[Stored entries]
____________________

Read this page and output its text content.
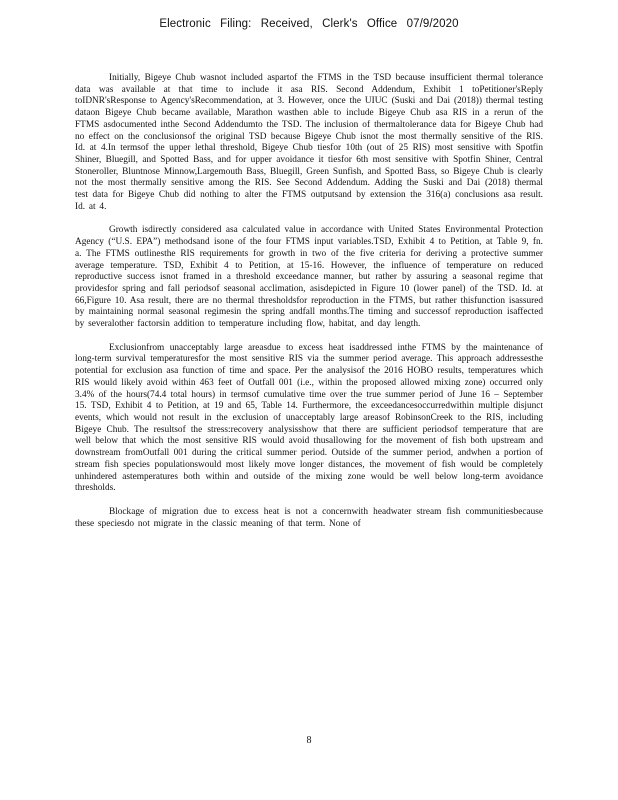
Electronic Filing: Received, Clerk's Office 07/9/2020

Initially, Bigeye Chub wasnot included aspartof the FTMS in the TSD because insufficient thermal tolerance data was available at that time to include it asa RIS. Second Addendum, Exhibit 1 toPetitioner'sReply toIDNR'sResponse to Agency'sRecommendation, at 3. However, once the UIUC (Suski and Dai (2018)) thermal testing dataon Bigeye Chub became available, Marathon wasthen able to include Bigeye Chub asa RIS in a rerun of the FTMS asdocumented inthe Second Addendumto the TSD. The inclusion of thermaltolerance data for Bigeye Chub had no effect on the conclusionsof the original TSD because Bigeye Chub isnot the most thermally sensitive of the RIS. Id. at 4.In termsof the upper lethal threshold, Bigeye Chub tiesfor 10th (out of 25 RIS) most sensitive with Spotfin Shiner, Bluegill, and Spotted Bass, and for upper avoidance it tiesfor 6th most sensitive with Spotfin Shiner, Central Stoneroller, Bluntnose Minnow,Largemouth Bass, Bluegill, Green Sunfish, and Spotted Bass, so Bigeye Chub is clearly not the most thermally sensitive among the RIS. See Second Addendum. Adding the Suski and Dai (2018) thermal test data for Bigeye Chub did nothing to alter the FTMS outputsand by extension the 316(a) conclusions asa result. Id. at 4.

Growth isdirectly considered asa calculated value in accordance with United States Environmental Protection Agency (“U.S. EPA”) methodsand isone of the four FTMS input variables.TSD, Exhibit 4 to Petition, at Table 9, fn. a. The FTMS outlinesthe RIS requirements for growth in two of the five criteria for deriving a protective summer average temperature. TSD, Exhibit 4 to Petition, at 15-16. However, the influence of temperature on reduced reproductive success isnot framed in a threshold exceedance manner, but rather by assuring a seasonal regime that providesfor spring and fall periodsof seasonal acclimation, asisdepicted in Figure 10 (lower panel) of the TSD. Id. at 66,Figure 10. Asa result, there are no thermal thresholdsfor reproduction in the FTMS, but rather thisfunction isassured by maintaining normal seasonal regimesin the spring andfall months.The timing and successof reproduction isaffected by severalother factorsin addition to temperature including flow, habitat, and day length.

Exclusionfrom unacceptably large areasdue to excess heat isaddressed inthe FTMS by the maintenance of long-term survival temperaturesfor the most sensitive RIS via the summer period average. This approach addressesthe potential for exclusion asa function of time and space. Per the analysisof the 2016 HOBO results, temperatures which RIS would likely avoid within 463 feet of Outfall 001 (i.e., within the proposed allowed mixing zone) occurred only 3.4% of the hours(74.4 total hours) in termsof cumulative time over the true summer period of June 16 – September 15. TSD, Exhibit 4 to Petition, at 19 and 65, Table 14. Furthermore, the exceedancesoccurredwithin multiple disjunct events, which would not result in the exclusion of unacceptably large areasof RobinsonCreek to the RIS, including Bigeye Chub. The resultsof the stress:recovery analysisshow that there are sufficient periodsof temperature that are well below that which the most sensitive RIS would avoid thusallowing for the movement of fish both upstream and downstream fromOutfall 001 during the critical summer period. Outside of the summer period, andwhen a portion of stream fish species populationswould most likely move longer distances, the movement of fish would be completely unhindered astemperatures both within and outside of the mixing zone would be well below long-term avoidance thresholds.

Blockage of migration due to excess heat is not a concernwith headwater stream fish communitiesbecause these speciesdo not migrate in the classic meaning of that term. None of

8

____________________

Reproduce every record word for word. The copy must contain no pictures.

Read this page and output its text content.
Electronic Filing: Received, Clerk's Office 07/9/2020

Initially, Bigeye Chub wasnot included aspartof the FTMS in the TSD because insufficient thermal tolerance data was available at that time to include it asa RIS. Second Addendum, Exhibit 1 toPetitioner'sReply toIDNR'sResponse to Agency'sRecommendation, at 3. However, once the UIUC (Suski and Dai (2018)) thermal testing dataon Bigeye Chub became available, Marathon wasthen able to include Bigeye Chub asa RIS in a rerun of the FTMS asdocumented inthe Second Addendumto the TSD. The inclusion of thermaltolerance data for Bigeye Chub had no effect on the conclusionsof the original TSD because Bigeye Chub isnot the most thermally sensitive of the RIS. Id. at 4.In termsof the upper lethal threshold, Bigeye Chub tiesfor 10th (out of 25 RIS) most sensitive with Spotfin Shiner, Bluegill, and Spotted Bass, and for upper avoidance it tiesfor 6th most sensitive with Spotfin Shiner, Central Stoneroller, Bluntnose Minnow,Largemouth Bass, Bluegill, Green Sunfish, and Spotted Bass, so Bigeye Chub is clearly not the most thermally sensitive among the RIS. See Second Addendum. Adding the Suski and Dai (2018) thermal test data for Bigeye Chub did nothing to alter the FTMS outputsand by extension the 316(a) conclusions asa result. Id. at 4.

Growth isdirectly considered asa calculated value in accordance with United States Environmental Protection Agency (“U.S. EPA”) methodsand isone of the four FTMS input variables.TSD, Exhibit 4 to Petition, at Table 9, fn. a. The FTMS outlinesthe RIS requirements for growth in two of the five criteria for deriving a protective summer average temperature. TSD, Exhibit 4 to Petition, at 15-16. However, the influence of temperature on reduced reproductive success isnot framed in a threshold exceedance manner, but rather by assuring a seasonal regime that providesfor spring and fall periodsof seasonal acclimation, asisdepicted in Figure 10 (lower panel) of the TSD. Id. at 66,Figure 10. Asa result, there are no thermal thresholdsfor reproduction in the FTMS, but rather thisfunction isassured by maintaining normal seasonal regimesin the spring andfall months.The timing and successof reproduction isaffected by severalother factorsin addition to temperature including flow, habitat, and day length.

Exclusionfrom unacceptably large areasdue to excess heat isaddressed inthe FTMS by the maintenance of long-term survival temperaturesfor the most sensitive RIS via the summer period average. This approach addressesthe potential for exclusion asa function of time and space. Per the analysisof the 2016 HOBO results, temperatures which RIS would likely avoid within 463 feet of Outfall 001 (i.e., within the proposed allowed mixing zone) occurred only 3.4% of the hours(74.4 total hours) in termsof cumulative time over the true summer period of June 16 – September 15. TSD, Exhibit 4 to Petition, at 19 and 65, Table 14. Furthermore, the exceedancesoccurredwithin multiple disjunct events, which would not result in the exclusion of unacceptably large areasof RobinsonCreek to the RIS, including Bigeye Chub. The resultsof the stress:recovery analysisshow that there are sufficient periodsof temperature that are well below that which the most sensitive RIS would avoid thusallowing for the movement of fish both upstream and downstream fromOutfall 001 during the critical summer period. Outside of the summer period, andwhen a portion of stream fish species populationswould most likely move longer distances, the movement of fish would be completely unhindered astemperatures both within and outside of the mixing zone would be well below long-term avoidance thresholds.

Blockage of migration due to excess heat is not a concernwith headwater stream fish communitiesbecause these speciesdo not migrate in the classic meaning of that term. None of

8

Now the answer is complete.